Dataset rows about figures
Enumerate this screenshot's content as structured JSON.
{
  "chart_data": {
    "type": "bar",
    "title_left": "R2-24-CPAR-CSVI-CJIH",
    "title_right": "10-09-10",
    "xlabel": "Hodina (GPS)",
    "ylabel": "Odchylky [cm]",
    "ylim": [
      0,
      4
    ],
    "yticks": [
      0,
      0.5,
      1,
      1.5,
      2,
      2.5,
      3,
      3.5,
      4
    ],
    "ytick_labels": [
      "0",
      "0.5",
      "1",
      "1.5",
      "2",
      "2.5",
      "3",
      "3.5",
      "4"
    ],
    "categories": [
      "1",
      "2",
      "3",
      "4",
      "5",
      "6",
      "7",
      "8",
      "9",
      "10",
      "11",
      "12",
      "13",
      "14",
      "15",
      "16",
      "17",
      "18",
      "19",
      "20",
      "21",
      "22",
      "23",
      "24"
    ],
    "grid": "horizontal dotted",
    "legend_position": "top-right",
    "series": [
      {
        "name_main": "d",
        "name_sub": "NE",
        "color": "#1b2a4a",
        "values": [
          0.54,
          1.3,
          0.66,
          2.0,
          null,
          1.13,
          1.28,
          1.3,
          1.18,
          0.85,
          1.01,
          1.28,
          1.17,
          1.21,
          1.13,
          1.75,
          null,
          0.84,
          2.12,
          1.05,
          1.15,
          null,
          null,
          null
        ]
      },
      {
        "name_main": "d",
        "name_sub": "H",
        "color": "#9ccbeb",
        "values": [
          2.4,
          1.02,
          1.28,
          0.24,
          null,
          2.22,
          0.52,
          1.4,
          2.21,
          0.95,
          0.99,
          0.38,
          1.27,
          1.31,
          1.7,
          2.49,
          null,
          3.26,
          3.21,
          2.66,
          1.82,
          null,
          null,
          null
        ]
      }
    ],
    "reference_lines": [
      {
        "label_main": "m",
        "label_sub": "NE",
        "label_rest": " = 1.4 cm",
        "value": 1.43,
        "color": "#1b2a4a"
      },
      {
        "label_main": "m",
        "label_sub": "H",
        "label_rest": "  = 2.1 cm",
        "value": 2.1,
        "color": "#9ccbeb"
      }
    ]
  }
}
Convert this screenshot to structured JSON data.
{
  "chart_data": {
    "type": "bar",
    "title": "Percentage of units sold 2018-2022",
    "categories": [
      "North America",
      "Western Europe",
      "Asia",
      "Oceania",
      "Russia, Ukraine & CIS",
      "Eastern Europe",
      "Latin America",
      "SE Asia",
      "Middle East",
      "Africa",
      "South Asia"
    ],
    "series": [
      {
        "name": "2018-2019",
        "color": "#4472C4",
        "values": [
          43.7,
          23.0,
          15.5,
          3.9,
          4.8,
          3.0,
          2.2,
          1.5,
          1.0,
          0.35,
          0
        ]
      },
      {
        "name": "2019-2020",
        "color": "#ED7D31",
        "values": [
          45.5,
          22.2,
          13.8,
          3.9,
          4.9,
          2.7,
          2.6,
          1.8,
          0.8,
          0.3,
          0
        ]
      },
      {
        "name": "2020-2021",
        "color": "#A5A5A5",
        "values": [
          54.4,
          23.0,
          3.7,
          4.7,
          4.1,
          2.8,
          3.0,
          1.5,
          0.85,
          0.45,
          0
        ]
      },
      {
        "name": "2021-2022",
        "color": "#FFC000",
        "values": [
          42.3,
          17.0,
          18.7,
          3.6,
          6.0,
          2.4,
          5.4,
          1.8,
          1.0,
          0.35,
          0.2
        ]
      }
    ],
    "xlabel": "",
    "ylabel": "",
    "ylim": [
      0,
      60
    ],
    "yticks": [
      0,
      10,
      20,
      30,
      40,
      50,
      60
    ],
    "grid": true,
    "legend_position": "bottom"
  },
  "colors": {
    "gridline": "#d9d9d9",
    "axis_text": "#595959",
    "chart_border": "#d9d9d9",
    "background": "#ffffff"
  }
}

■ Instructions to follow: Quote the material exactly, leaving nothing out.

■ Written response:
Enumerate this screenshot's content as structured JSON.
{
  "chart_data": {
    "type": "bar",
    "title_left": "R2-24-CPAR-CSVI-CJIH",
    "title_right": "10-09-10",
    "xlabel": "Hodina (GPS)",
    "ylabel": "Odchylky [cm]",
    "ylim": [
      0,
      4
    ],
    "yticks": [
      0,
      0.5,
      1,
      1.5,
      2,
      2.5,
      3,
      3.5,
      4
    ],
    "ytick_labels": [
      "0",
      "0.5",
      "1",
      "1.5",
      "2",
      "2.5",
      "3",
      "3.5",
      "4"
    ],
    "categories": [
      "1",
      "2",
      "3",
      "4",
      "5",
      "6",
      "7",
      "8",
      "9",
      "10",
      "11",
      "12",
      "13",
      "14",
      "15",
      "16",
      "17",
      "18",
      "19",
      "20",
      "21",
      "22",
      "23",
      "24"
    ],
    "grid": "horizontal dotted",
    "legend_position": "top-right",
    "series": [
      {
        "name_main": "d",
        "name_sub": "NE",
        "color": "#1b2a4a",
        "values": [
          0.54,
          1.3,
          0.66,
          2.0,
          null,
          1.13,
          1.28,
          1.3,
          1.18,
          0.85,
          1.01,
          1.28,
          1.17,
          1.21,
          1.13,
          1.75,
          null,
          0.84,
          2.12,
          1.05,
          1.15,
          null,
          null,
          null
        ]
      },
      {
        "name_main": "d",
        "name_sub": "H",
        "color": "#9ccbeb",
        "values": [
          2.4,
          1.02,
          1.28,
          0.24,
          null,
          2.22,
          0.52,
          1.4,
          2.21,
          0.95,
          0.99,
          0.38,
          1.27,
          1.31,
          1.7,
          2.49,
          null,
          3.26,
          3.21,
          2.66,
          1.82,
          null,
          null,
          null
        ]
      }
    ],
    "reference_lines": [
      {
        "label_main": "m",
        "label_sub": "NE",
        "label_rest": " = 1.4 cm",
        "value": 1.43,
        "color": "#1b2a4a"
      },
      {
        "label_main": "m",
        "label_sub": "H",
        "label_rest": "  = 2.1 cm",
        "value": 2.1,
        "color": "#9ccbeb"
      }
    ]
  }
}
Convert this screenshot to structured JSON data.
{
  "chart_data": {
    "type": "bar",
    "title": "Percentage of units sold 2018-2022",
    "categories": [
      "North America",
      "Western Europe",
      "Asia",
      "Oceania",
      "Russia, Ukraine & CIS",
      "Eastern Europe",
      "Latin America",
      "SE Asia",
      "Middle East",
      "Africa",
      "South Asia"
    ],
    "series": [
      {
        "name": "2018-2019",
        "color": "#4472C4",
        "values": [
          43.7,
          23.0,
          15.5,
          3.9,
          4.8,
          3.0,
          2.2,
          1.5,
          1.0,
          0.35,
          0
        ]
      },
      {
        "name": "2019-2020",
        "color": "#ED7D31",
        "values": [
          45.5,
          22.2,
          13.8,
          3.9,
          4.9,
          2.7,
          2.6,
          1.8,
          0.8,
          0.3,
          0
        ]
      },
      {
        "name": "2020-2021",
        "color": "#A5A5A5",
        "values": [
          54.4,
          23.0,
          3.7,
          4.7,
          4.1,
          2.8,
          3.0,
          1.5,
          0.85,
          0.45,
          0
        ]
      },
      {
        "name": "2021-2022",
        "color": "#FFC000",
        "values": [
          42.3,
          17.0,
          18.7,
          3.6,
          6.0,
          2.4,
          5.4,
          1.8,
          1.0,
          0.35,
          0.2
        ]
      }
    ],
    "xlabel": "",
    "ylabel": "",
    "ylim": [
      0,
      60
    ],
    "yticks": [
      0,
      10,
      20,
      30,
      40,
      50,
      60
    ],
    "grid": true,
    "legend_position": "bottom"
  },
  "colors": {
    "gridline": "#d9d9d9",
    "axis_text": "#595959",
    "chart_border": "#d9d9d9",
    "background": "#ffffff"
  }
}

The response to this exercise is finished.